=== REQUIRED WORK ===
Omit every image, and transcribe the remaining entries exactly as given.

=== EXCERPTED RECORDS ===
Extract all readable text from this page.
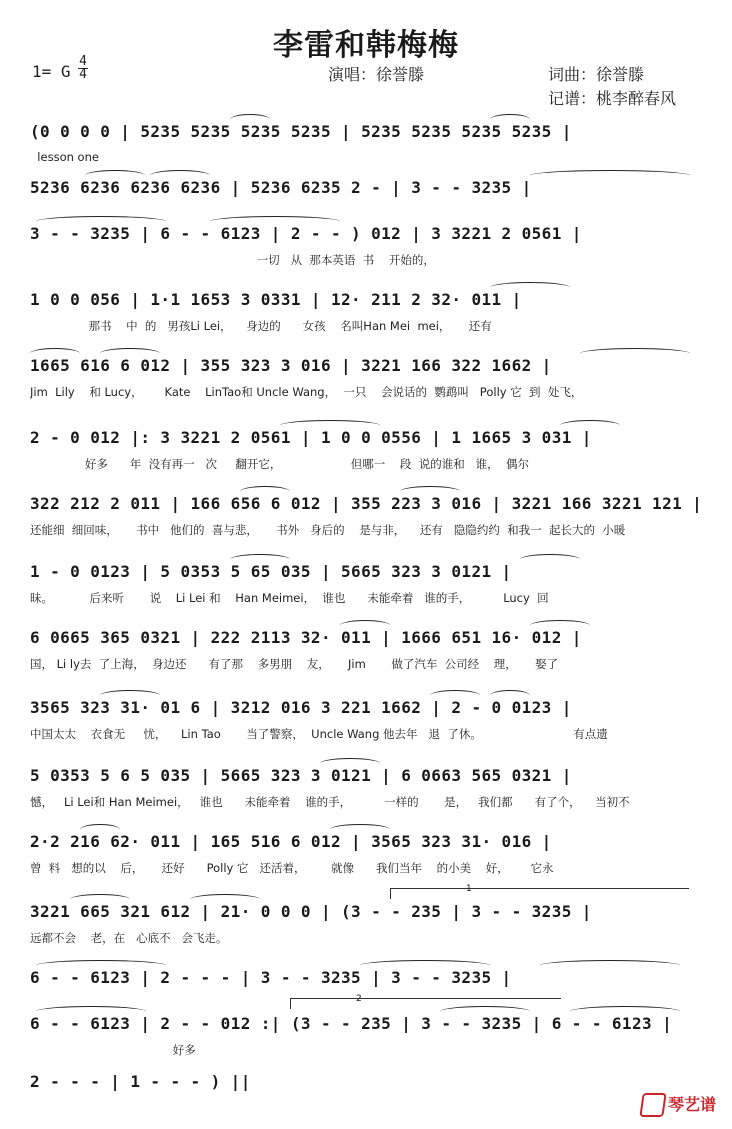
李雷和韩梅梅
1= G
4
4	演唱：徐誉滕	词曲：徐誉滕
记谱：桃李醉春风
(0 0 0 0 | 5235 5235 5235 5235 | 5235 5235 5235 5235 |
lesson one
5236 6236 6236 6236 | 5236 6235 2 - | 3 - - 3235 |
3 - - 3235 | 6 - - 6123 | 2 - - ) 012 | 3 3221 2 0561 |
一切   从  那本英语  书    开始的，
1 0 0 056 | 1·1 1653 3 0331 | 12· 211 2 32· 011 |
那书    中  的   男孩Li Lei，    身边的      女孩    名叫Han Mei  mei，     还有
1665 616 6 012 | 355 323 3 016 | 3221 166 322 1662 |
Jim  Lily    和 Lucy，      Kate    LinTao和 Uncle Wang，  一只    会说话的  鹦鹉叫   Polly 它  到  处飞，
2 - 0 012 |: 3 3221 2 0561 | 1 0 0 0556 | 1 1665 3 031 |
好多      年  没有再一   次     翻开它，                   但哪一    段  说的谁和   谁，  偶尔
322 212 2 011 | 166 656 6 012 | 355 223 3 016 | 3221 166 3221 121 |
还能细  细回味，     书中   他们的  喜与悲，     书外   身后的    是与非，    还有   隐隐约约  和我一  起长大的  小暖
1 - 0 0123 | 5 0353 5 65 035 | 5665 323 3 0121 |
昧。          后来听       说    Li Lei 和    Han Meimei，  谁也      未能牵着   谁的手，         Lucy  回
6 0665 365 0321 | 222 2113 32· 011 | 1666 651 16· 012 |
国， Li ly去  了上海，  身边还      有了那    多男朋    友，     Jim       做了汽车  公司经    理，     娶了
3565 323 31· 01 6 | 3212 016 3 221 1662 | 2 - 0 0123 |
中国太太    衣食无     忧，    Lin Tao       当了警察，  Uncle Wang 他去年   退  了休。                         有点遗
5 0353 5 6 5 035 | 5665 323 3 0121 | 6 0663 565 0321 |
憾，   Li Lei和 Han Meimei，   谁也      未能牵着    谁的手，         一样的       是，   我们都      有了个，    当初不
2·2 216 62· 011 | 165 516 6 012 | 3565 323 31· 016 |
曾  料   想的以    后，     还好      Polly 它   还活着，       就像      我们当年    的小美    好，      它永
3221 665 321 612 | 21· 0 0 0 | (3 - - 235 | 3 - - 3235 |
远都不会    老，在   心底不   会飞走。
1
6 - - 6123 | 2 - - - | 3 - - 3235 | 3 - - 3235 |
6 - - 6123 | 2 - - 012 :| (3 - - 235 | 3 - - 3235 | 6 - - 6123 |
好多
2
2 - - - | 1 - - - ) ||
琴艺谱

=== FULL OUTPUT ===
Extract all readable text from this page.
李雷和韩梅梅
1= G
4
4	演唱：徐誉滕	词曲：徐誉滕
记谱：桃李醉春风
(0 0 0 0 | 5235 5235 5235 5235 | 5235 5235 5235 5235 |
lesson one
5236 6236 6236 6236 | 5236 6235 2 - | 3 - - 3235 |
3 - - 3235 | 6 - - 6123 | 2 - - ) 012 | 3 3221 2 0561 |
一切   从  那本英语  书    开始的，
1 0 0 056 | 1·1 1653 3 0331 | 12· 211 2 32· 011 |
那书    中  的   男孩Li Lei，    身边的      女孩    名叫Han Mei  mei，     还有
1665 616 6 012 | 355 323 3 016 | 3221 166 322 1662 |
Jim  Lily    和 Lucy，      Kate    LinTao和 Uncle Wang，  一只    会说话的  鹦鹉叫   Polly 它  到  处飞，
2 - 0 012 |: 3 3221 2 0561 | 1 0 0 0556 | 1 1665 3 031 |
好多      年  没有再一   次     翻开它，                   但哪一    段  说的谁和   谁，  偶尔
322 212 2 011 | 166 656 6 012 | 355 223 3 016 | 3221 166 3221 121 |
还能细  细回味，     书中   他们的  喜与悲，     书外   身后的    是与非，    还有   隐隐约约  和我一  起长大的  小暖
1 - 0 0123 | 5 0353 5 65 035 | 5665 323 3 0121 |
昧。          后来听       说    Li Lei 和    Han Meimei，  谁也      未能牵着   谁的手，         Lucy  回
6 0665 365 0321 | 222 2113 32· 011 | 1666 651 16· 012 |
国， Li ly去  了上海，  身边还      有了那    多男朋    友，     Jim       做了汽车  公司经    理，     娶了
3565 323 31· 01 6 | 3212 016 3 221 1662 | 2 - 0 0123 |
中国太太    衣食无     忧，    Lin Tao       当了警察，  Uncle Wang 他去年   退  了休。                         有点遗
5 0353 5 6 5 035 | 5665 323 3 0121 | 6 0663 565 0321 |
憾，   Li Lei和 Han Meimei，   谁也      未能牵着    谁的手，         一样的       是，   我们都      有了个，    当初不
2·2 216 62· 011 | 165 516 6 012 | 3565 323 31· 016 |
曾  料   想的以    后，     还好      Polly 它   还活着，       就像      我们当年    的小美    好，      它永
3221 665 321 612 | 21· 0 0 0 | (3 - - 235 | 3 - - 3235 |
远都不会    老，在   心底不   会飞走。
1
6 - - 6123 | 2 - - - | 3 - - 3235 | 3 - - 3235 |
6 - - 6123 | 2 - - 012 :| (3 - - 235 | 3 - - 3235 | 6 - - 6123 |
好多
2
2 - - - | 1 - - - ) ||
琴艺谱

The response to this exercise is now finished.